§ **Instructions to follow**: Write the data out again in full, with no departure from the original.

Excerpt from a dataset:
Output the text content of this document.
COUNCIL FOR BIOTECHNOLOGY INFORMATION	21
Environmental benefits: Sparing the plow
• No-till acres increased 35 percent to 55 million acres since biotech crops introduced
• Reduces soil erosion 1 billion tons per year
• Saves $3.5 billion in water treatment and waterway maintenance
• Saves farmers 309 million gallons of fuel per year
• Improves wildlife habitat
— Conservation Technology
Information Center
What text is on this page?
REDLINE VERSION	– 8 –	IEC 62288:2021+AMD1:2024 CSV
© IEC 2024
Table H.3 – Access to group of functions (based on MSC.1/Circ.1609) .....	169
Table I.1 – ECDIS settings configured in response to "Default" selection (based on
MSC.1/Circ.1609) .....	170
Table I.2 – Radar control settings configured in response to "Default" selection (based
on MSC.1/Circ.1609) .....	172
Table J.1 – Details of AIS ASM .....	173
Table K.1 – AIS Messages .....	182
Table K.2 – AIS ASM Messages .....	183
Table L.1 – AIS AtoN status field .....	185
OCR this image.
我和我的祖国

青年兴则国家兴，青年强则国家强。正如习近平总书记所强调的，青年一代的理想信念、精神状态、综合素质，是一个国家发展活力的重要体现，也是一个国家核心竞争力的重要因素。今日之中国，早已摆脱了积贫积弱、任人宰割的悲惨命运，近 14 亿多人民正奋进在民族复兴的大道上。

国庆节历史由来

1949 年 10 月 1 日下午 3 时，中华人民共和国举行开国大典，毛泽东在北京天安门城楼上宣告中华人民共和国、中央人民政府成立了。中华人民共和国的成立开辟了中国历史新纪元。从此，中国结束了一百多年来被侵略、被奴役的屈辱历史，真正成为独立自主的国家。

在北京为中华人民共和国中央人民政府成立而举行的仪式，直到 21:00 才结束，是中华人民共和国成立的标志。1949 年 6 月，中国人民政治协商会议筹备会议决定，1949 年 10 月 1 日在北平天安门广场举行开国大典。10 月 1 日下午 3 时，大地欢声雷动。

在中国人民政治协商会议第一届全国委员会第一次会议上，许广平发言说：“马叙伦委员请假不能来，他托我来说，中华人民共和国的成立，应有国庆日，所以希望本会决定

§ **Written solution**:
Output the text content of this document.
COUNCIL FOR BIOTECHNOLOGY INFORMATION	21
Environmental benefits: Sparing the plow
• No-till acres increased 35 percent to 55 million acres since biotech crops introduced
• Reduces soil erosion 1 billion tons per year
• Saves $3.5 billion in water treatment and waterway maintenance
• Saves farmers 309 million gallons of fuel per year
• Improves wildlife habitat
— Conservation Technology
Information Center
What text is on this page?
REDLINE VERSION	– 8 –	IEC 62288:2021+AMD1:2024 CSV
© IEC 2024
Table H.3 – Access to group of functions (based on MSC.1/Circ.1609) .....	169
Table I.1 – ECDIS settings configured in response to "Default" selection (based on
MSC.1/Circ.1609) .....	170
Table I.2 – Radar control settings configured in response to "Default" selection (based
on MSC.1/Circ.1609) .....	172
Table J.1 – Details of AIS ASM .....	173
Table K.1 – AIS Messages .....	182
Table K.2 – AIS ASM Messages .....	183
Table L.1 – AIS AtoN status field .....	185
OCR this image.
我和我的祖国

青年兴则国家兴，青年强则国家强。正如习近平总书记所强调的，青年一代的理想信念、精神状态、综合素质，是一个国家发展活力的重要体现，也是一个国家核心竞争力的重要因素。今日之中国，早已摆脱了积贫积弱、任人宰割的悲惨命运，近 14 亿多人民正奋进在民族复兴的大道上。

国庆节历史由来

1949 年 10 月 1 日下午 3 时，中华人民共和国举行开国大典，毛泽东在北京天安门城楼上宣告中华人民共和国、中央人民政府成立了。中华人民共和国的成立开辟了中国历史新纪元。从此，中国结束了一百多年来被侵略、被奴役的屈辱历史，真正成为独立自主的国家。

在北京为中华人民共和国中央人民政府成立而举行的仪式，直到 21:00 才结束，是中华人民共和国成立的标志。1949 年 6 月，中国人民政治协商会议筹备会议决定，1949 年 10 月 1 日在北平天安门广场举行开国大典。10 月 1 日下午 3 时，大地欢声雷动。

在中国人民政治协商会议第一届全国委员会第一次会议上，许广平发言说：“马叙伦委员请假不能来，他托我来说，中华人民共和国的成立，应有国庆日，所以希望本会决定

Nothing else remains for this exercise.